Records
━━━━━━━━━━━━━━━━
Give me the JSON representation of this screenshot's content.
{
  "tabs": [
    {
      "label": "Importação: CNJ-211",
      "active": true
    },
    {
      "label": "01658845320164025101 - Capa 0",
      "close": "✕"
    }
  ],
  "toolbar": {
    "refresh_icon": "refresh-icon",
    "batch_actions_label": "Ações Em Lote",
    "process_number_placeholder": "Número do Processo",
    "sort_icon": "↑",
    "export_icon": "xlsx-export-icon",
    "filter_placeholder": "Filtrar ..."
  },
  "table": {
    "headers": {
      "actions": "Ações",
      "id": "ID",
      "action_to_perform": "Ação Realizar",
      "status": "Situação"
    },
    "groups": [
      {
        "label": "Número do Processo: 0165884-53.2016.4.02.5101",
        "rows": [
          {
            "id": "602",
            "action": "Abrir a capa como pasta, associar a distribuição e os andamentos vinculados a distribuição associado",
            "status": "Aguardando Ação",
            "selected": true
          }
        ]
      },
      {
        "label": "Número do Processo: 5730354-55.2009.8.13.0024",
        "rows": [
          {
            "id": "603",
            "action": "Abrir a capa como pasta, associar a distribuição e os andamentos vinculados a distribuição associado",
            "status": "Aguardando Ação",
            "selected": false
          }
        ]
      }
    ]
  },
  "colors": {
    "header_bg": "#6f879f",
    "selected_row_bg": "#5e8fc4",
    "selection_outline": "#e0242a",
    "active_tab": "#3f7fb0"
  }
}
━━━━━━━━━━━━━━━━
- [Task requirements] Transcribe every entry verbatim.

- [Task solution]
Give me the JSON representation of this screenshot's content.
{
  "tabs": [
    {
      "label": "Importação: CNJ-211",
      "active": true
    },
    {
      "label": "01658845320164025101 - Capa 0",
      "close": "✕"
    }
  ],
  "toolbar": {
    "refresh_icon": "refresh-icon",
    "batch_actions_label": "Ações Em Lote",
    "process_number_placeholder": "Número do Processo",
    "sort_icon": "↑",
    "export_icon": "xlsx-export-icon",
    "filter_placeholder": "Filtrar ..."
  },
  "table": {
    "headers": {
      "actions": "Ações",
      "id": "ID",
      "action_to_perform": "Ação Realizar",
      "status": "Situação"
    },
    "groups": [
      {
        "label": "Número do Processo: 0165884-53.2016.4.02.5101",
        "rows": [
          {
            "id": "602",
            "action": "Abrir a capa como pasta, associar a distribuição e os andamentos vinculados a distribuição associado",
            "status": "Aguardando Ação",
            "selected": true
          }
        ]
      },
      {
        "label": "Número do Processo: 5730354-55.2009.8.13.0024",
        "rows": [
          {
            "id": "603",
            "action": "Abrir a capa como pasta, associar a distribuição e os andamentos vinculados a distribuição associado",
            "status": "Aguardando Ação",
            "selected": false
          }
        ]
      }
    ]
  },
  "colors": {
    "header_bg": "#6f879f",
    "selected_row_bg": "#5e8fc4",
    "selection_outline": "#e0242a",
    "active_tab": "#3f7fb0"
  }
}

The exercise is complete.